** start Data for the task **

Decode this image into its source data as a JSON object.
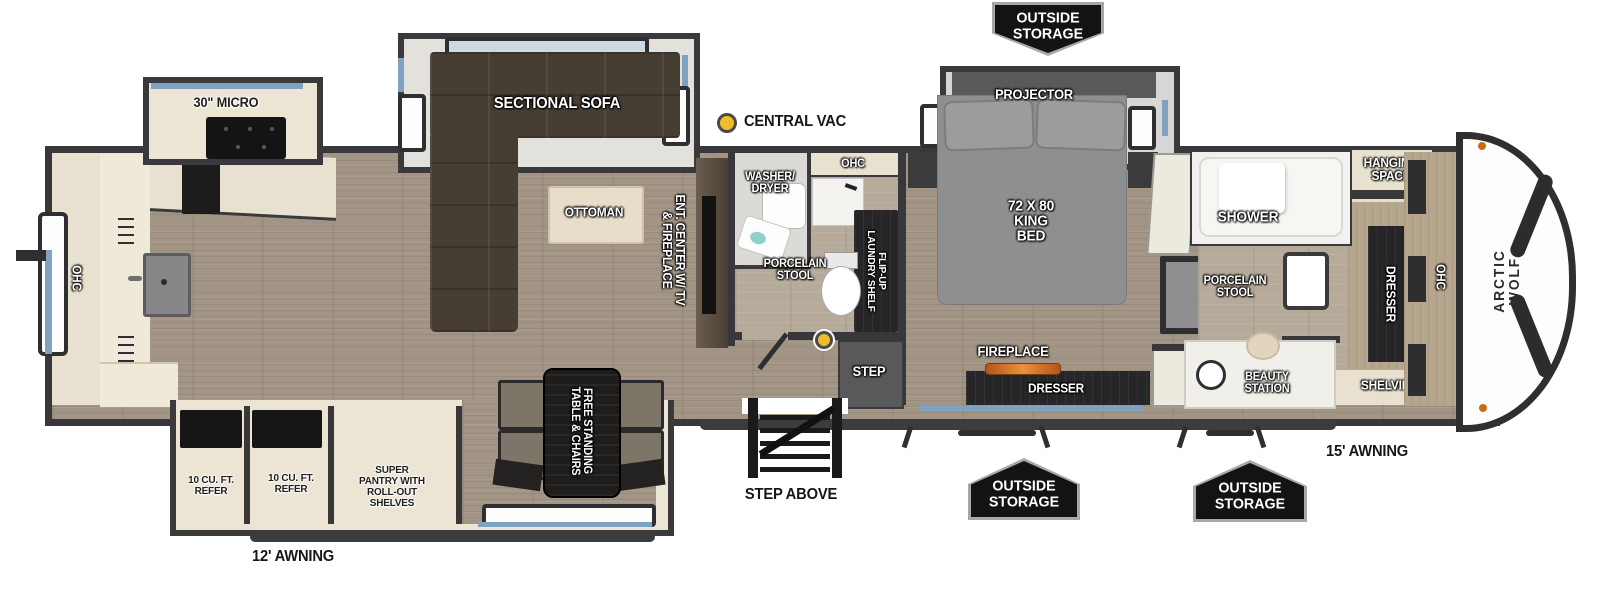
{
  "title": "Arctic Wolf fifth wheel floor plan",
  "colors": {
    "wall": "#38383a",
    "floor_wood": "#a39585",
    "floor_light": "#b6aa9b",
    "cabinet_cream": "#e8e1cf",
    "window_blue": "#7ea2c0",
    "marker_yellow": "#eebe2a",
    "flame_orange": "#d97a2a",
    "badge_black": "#131313"
  },
  "exterior": {
    "outside_storage_top": "OUTSIDE\nSTORAGE",
    "outside_storage_door": "OUTSIDE\nSTORAGE",
    "outside_storage_front": "OUTSIDE\nSTORAGE",
    "awning_main": "15' AWNING",
    "awning_rear": "12' AWNING",
    "step_above": "STEP ABOVE",
    "brand": "ARCTIC WOLF"
  },
  "annotations": {
    "central_vac": "CENTRAL VAC"
  },
  "kitchen": {
    "micro": "30\" MICRO",
    "ohc_rear": "OHC",
    "refer_1": "10 CU. FT.\nREFER",
    "refer_2": "10 CU. FT.\nREFER",
    "pantry": "SUPER\nPANTRY WITH\nROLL-OUT\nSHELVES"
  },
  "living": {
    "sofa": "SECTIONAL SOFA",
    "ottoman": "OTTOMAN",
    "ent_center": "ENT. CENTER W/ TV\n& FIREPLACE",
    "dinette": "FREE STANDING\nTABLE & CHAIRS"
  },
  "bath_mid": {
    "washer_dryer": "WASHER/\nDRYER",
    "ohc": "OHC",
    "laundry_shelf": "FLIP-UP\nLAUNDRY SHELF",
    "toilet": "PORCELAIN\nSTOOL",
    "step": "STEP"
  },
  "bedroom": {
    "projector": "PROJECTOR",
    "bed": "72 X 80\nKING\nBED",
    "fireplace": "FIREPLACE",
    "dresser": "DRESSER"
  },
  "bath_front": {
    "shower": "SHOWER",
    "hanging_space": "HANGING\nSPACE",
    "toilet": "PORCELAIN\nSTOOL",
    "dresser": "DRESSER",
    "beauty_station": "BEAUTY\nSTATION",
    "shelving": "SHELVING",
    "ohc": "OHC"
  }
}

** end Data for the task **

What the task requires »
Scan the data above and copy every line with "AWNING" in it.

Task solution »
    "awning_main": "15' AWNING",
    "awning_rear": "12' AWNING",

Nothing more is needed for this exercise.